▶ **Task directions**
Copy out all the entries exactly.

▶ **Data for this exercise**
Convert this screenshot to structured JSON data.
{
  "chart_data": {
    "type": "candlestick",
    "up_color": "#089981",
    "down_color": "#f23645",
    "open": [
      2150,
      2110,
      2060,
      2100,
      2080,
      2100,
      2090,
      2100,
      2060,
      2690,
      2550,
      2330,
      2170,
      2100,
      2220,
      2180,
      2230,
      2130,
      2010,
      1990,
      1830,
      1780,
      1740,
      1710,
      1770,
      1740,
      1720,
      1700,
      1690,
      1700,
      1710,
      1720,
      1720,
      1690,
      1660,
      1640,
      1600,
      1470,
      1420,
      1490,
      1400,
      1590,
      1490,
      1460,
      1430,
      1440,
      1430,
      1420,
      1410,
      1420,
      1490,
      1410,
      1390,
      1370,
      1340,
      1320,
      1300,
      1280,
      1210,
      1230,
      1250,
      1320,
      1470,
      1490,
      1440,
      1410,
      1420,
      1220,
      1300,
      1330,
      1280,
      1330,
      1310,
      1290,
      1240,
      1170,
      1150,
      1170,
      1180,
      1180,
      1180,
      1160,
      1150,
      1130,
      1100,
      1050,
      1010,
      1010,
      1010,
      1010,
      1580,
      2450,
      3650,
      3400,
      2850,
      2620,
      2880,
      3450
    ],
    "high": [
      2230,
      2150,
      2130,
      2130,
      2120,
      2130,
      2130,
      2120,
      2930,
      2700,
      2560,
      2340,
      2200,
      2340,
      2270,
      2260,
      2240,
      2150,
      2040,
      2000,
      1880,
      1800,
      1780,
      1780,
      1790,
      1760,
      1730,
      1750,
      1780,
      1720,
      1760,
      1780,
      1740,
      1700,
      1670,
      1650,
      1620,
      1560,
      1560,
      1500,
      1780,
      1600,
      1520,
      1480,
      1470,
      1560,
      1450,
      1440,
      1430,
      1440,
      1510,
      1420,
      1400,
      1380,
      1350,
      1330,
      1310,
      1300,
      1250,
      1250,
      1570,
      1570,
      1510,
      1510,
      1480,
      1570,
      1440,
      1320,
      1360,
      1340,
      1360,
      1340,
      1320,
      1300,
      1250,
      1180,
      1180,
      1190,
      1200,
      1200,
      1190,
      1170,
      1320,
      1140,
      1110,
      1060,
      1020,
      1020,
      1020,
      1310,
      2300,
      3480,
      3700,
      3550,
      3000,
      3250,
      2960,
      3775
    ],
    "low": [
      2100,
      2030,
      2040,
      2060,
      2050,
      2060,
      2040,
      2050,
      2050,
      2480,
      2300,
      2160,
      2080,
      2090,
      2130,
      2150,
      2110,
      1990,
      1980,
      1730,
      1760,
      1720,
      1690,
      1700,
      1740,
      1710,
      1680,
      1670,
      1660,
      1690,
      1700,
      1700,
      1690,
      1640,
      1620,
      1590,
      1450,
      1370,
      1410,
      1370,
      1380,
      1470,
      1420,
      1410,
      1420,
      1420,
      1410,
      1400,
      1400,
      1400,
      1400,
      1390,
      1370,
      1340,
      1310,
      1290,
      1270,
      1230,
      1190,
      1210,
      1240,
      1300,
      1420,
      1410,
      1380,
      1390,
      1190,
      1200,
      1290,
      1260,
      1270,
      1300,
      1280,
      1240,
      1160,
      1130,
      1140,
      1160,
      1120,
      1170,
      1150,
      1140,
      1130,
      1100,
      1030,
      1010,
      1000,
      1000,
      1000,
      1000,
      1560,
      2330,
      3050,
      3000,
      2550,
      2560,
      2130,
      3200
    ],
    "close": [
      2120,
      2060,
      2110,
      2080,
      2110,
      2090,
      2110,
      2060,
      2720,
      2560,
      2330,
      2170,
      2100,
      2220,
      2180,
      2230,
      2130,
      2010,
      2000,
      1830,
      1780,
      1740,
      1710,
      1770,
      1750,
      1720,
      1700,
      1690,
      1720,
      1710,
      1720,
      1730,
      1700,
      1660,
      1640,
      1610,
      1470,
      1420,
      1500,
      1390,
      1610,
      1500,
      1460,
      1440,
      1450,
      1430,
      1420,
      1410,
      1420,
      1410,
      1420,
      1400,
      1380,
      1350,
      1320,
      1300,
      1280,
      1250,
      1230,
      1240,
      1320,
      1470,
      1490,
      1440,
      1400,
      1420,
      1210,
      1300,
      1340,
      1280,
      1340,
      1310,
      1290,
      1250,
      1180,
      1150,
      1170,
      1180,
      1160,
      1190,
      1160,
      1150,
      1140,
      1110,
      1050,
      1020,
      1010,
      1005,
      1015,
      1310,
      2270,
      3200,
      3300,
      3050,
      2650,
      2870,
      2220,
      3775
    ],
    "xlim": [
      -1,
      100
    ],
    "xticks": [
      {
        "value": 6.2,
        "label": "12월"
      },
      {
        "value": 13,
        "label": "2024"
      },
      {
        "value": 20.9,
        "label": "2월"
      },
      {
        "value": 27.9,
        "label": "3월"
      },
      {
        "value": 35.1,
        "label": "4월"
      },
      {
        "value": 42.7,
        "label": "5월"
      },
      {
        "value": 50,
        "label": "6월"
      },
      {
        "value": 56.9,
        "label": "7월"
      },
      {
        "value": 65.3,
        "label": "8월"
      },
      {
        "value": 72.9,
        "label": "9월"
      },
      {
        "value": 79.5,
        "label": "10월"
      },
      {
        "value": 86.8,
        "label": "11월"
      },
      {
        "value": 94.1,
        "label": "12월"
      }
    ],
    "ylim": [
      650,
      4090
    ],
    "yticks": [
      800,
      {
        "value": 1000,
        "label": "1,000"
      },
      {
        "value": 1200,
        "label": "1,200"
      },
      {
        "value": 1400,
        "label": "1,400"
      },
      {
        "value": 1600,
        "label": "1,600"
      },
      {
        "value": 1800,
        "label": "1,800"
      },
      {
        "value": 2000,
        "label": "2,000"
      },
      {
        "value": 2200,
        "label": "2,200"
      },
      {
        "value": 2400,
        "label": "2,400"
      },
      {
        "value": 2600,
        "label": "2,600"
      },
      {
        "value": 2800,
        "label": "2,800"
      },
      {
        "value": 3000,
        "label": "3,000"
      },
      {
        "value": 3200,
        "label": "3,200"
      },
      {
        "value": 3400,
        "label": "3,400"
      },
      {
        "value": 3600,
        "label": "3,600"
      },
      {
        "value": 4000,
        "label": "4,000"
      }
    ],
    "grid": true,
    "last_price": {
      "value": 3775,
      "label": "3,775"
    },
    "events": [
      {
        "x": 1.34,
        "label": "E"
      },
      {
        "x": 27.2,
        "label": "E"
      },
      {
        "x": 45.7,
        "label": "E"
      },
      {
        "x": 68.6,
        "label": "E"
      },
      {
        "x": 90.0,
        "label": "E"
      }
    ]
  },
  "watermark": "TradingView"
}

▶ **Reply**
Convert this screenshot to structured JSON data.
{
  "chart_data": {
    "type": "candlestick",
    "up_color": "#089981",
    "down_color": "#f23645",
    "open": [
      2150,
      2110,
      2060,
      2100,
      2080,
      2100,
      2090,
      2100,
      2060,
      2690,
      2550,
      2330,
      2170,
      2100,
      2220,
      2180,
      2230,
      2130,
      2010,
      1990,
      1830,
      1780,
      1740,
      1710,
      1770,
      1740,
      1720,
      1700,
      1690,
      1700,
      1710,
      1720,
      1720,
      1690,
      1660,
      1640,
      1600,
      1470,
      1420,
      1490,
      1400,
      1590,
      1490,
      1460,
      1430,
      1440,
      1430,
      1420,
      1410,
      1420,
      1490,
      1410,
      1390,
      1370,
      1340,
      1320,
      1300,
      1280,
      1210,
      1230,
      1250,
      1320,
      1470,
      1490,
      1440,
      1410,
      1420,
      1220,
      1300,
      1330,
      1280,
      1330,
      1310,
      1290,
      1240,
      1170,
      1150,
      1170,
      1180,
      1180,
      1180,
      1160,
      1150,
      1130,
      1100,
      1050,
      1010,
      1010,
      1010,
      1010,
      1580,
      2450,
      3650,
      3400,
      2850,
      2620,
      2880,
      3450
    ],
    "high": [
      2230,
      2150,
      2130,
      2130,
      2120,
      2130,
      2130,
      2120,
      2930,
      2700,
      2560,
      2340,
      2200,
      2340,
      2270,
      2260,
      2240,
      2150,
      2040,
      2000,
      1880,
      1800,
      1780,
      1780,
      1790,
      1760,
      1730,
      1750,
      1780,
      1720,
      1760,
      1780,
      1740,
      1700,
      1670,
      1650,
      1620,
      1560,
      1560,
      1500,
      1780,
      1600,
      1520,
      1480,
      1470,
      1560,
      1450,
      1440,
      1430,
      1440,
      1510,
      1420,
      1400,
      1380,
      1350,
      1330,
      1310,
      1300,
      1250,
      1250,
      1570,
      1570,
      1510,
      1510,
      1480,
      1570,
      1440,
      1320,
      1360,
      1340,
      1360,
      1340,
      1320,
      1300,
      1250,
      1180,
      1180,
      1190,
      1200,
      1200,
      1190,
      1170,
      1320,
      1140,
      1110,
      1060,
      1020,
      1020,
      1020,
      1310,
      2300,
      3480,
      3700,
      3550,
      3000,
      3250,
      2960,
      3775
    ],
    "low": [
      2100,
      2030,
      2040,
      2060,
      2050,
      2060,
      2040,
      2050,
      2050,
      2480,
      2300,
      2160,
      2080,
      2090,
      2130,
      2150,
      2110,
      1990,
      1980,
      1730,
      1760,
      1720,
      1690,
      1700,
      1740,
      1710,
      1680,
      1670,
      1660,
      1690,
      1700,
      1700,
      1690,
      1640,
      1620,
      1590,
      1450,
      1370,
      1410,
      1370,
      1380,
      1470,
      1420,
      1410,
      1420,
      1420,
      1410,
      1400,
      1400,
      1400,
      1400,
      1390,
      1370,
      1340,
      1310,
      1290,
      1270,
      1230,
      1190,
      1210,
      1240,
      1300,
      1420,
      1410,
      1380,
      1390,
      1190,
      1200,
      1290,
      1260,
      1270,
      1300,
      1280,
      1240,
      1160,
      1130,
      1140,
      1160,
      1120,
      1170,
      1150,
      1140,
      1130,
      1100,
      1030,
      1010,
      1000,
      1000,
      1000,
      1000,
      1560,
      2330,
      3050,
      3000,
      2550,
      2560,
      2130,
      3200
    ],
    "close": [
      2120,
      2060,
      2110,
      2080,
      2110,
      2090,
      2110,
      2060,
      2720,
      2560,
      2330,
      2170,
      2100,
      2220,
      2180,
      2230,
      2130,
      2010,
      2000,
      1830,
      1780,
      1740,
      1710,
      1770,
      1750,
      1720,
      1700,
      1690,
      1720,
      1710,
      1720,
      1730,
      1700,
      1660,
      1640,
      1610,
      1470,
      1420,
      1500,
      1390,
      1610,
      1500,
      1460,
      1440,
      1450,
      1430,
      1420,
      1410,
      1420,
      1410,
      1420,
      1400,
      1380,
      1350,
      1320,
      1300,
      1280,
      1250,
      1230,
      1240,
      1320,
      1470,
      1490,
      1440,
      1400,
      1420,
      1210,
      1300,
      1340,
      1280,
      1340,
      1310,
      1290,
      1250,
      1180,
      1150,
      1170,
      1180,
      1160,
      1190,
      1160,
      1150,
      1140,
      1110,
      1050,
      1020,
      1010,
      1005,
      1015,
      1310,
      2270,
      3200,
      3300,
      3050,
      2650,
      2870,
      2220,
      3775
    ],
    "xlim": [
      -1,
      100
    ],
    "xticks": [
      {
        "value": 6.2,
        "label": "12월"
      },
      {
        "value": 13,
        "label": "2024"
      },
      {
        "value": 20.9,
        "label": "2월"
      },
      {
        "value": 27.9,
        "label": "3월"
      },
      {
        "value": 35.1,
        "label": "4월"
      },
      {
        "value": 42.7,
        "label": "5월"
      },
      {
        "value": 50,
        "label": "6월"
      },
      {
        "value": 56.9,
        "label": "7월"
      },
      {
        "value": 65.3,
        "label": "8월"
      },
      {
        "value": 72.9,
        "label": "9월"
      },
      {
        "value": 79.5,
        "label": "10월"
      },
      {
        "value": 86.8,
        "label": "11월"
      },
      {
        "value": 94.1,
        "label": "12월"
      }
    ],
    "ylim": [
      650,
      4090
    ],
    "yticks": [
      800,
      {
        "value": 1000,
        "label": "1,000"
      },
      {
        "value": 1200,
        "label": "1,200"
      },
      {
        "value": 1400,
        "label": "1,400"
      },
      {
        "value": 1600,
        "label": "1,600"
      },
      {
        "value": 1800,
        "label": "1,800"
      },
      {
        "value": 2000,
        "label": "2,000"
      },
      {
        "value": 2200,
        "label": "2,200"
      },
      {
        "value": 2400,
        "label": "2,400"
      },
      {
        "value": 2600,
        "label": "2,600"
      },
      {
        "value": 2800,
        "label": "2,800"
      },
      {
        "value": 3000,
        "label": "3,000"
      },
      {
        "value": 3200,
        "label": "3,200"
      },
      {
        "value": 3400,
        "label": "3,400"
      },
      {
        "value": 3600,
        "label": "3,600"
      },
      {
        "value": 4000,
        "label": "4,000"
      }
    ],
    "grid": true,
    "last_price": {
      "value": 3775,
      "label": "3,775"
    },
    "events": [
      {
        "x": 1.34,
        "label": "E"
      },
      {
        "x": 27.2,
        "label": "E"
      },
      {
        "x": 45.7,
        "label": "E"
      },
      {
        "x": 68.6,
        "label": "E"
      },
      {
        "x": 90.0,
        "label": "E"
      }
    ]
  },
  "watermark": "TradingView"
}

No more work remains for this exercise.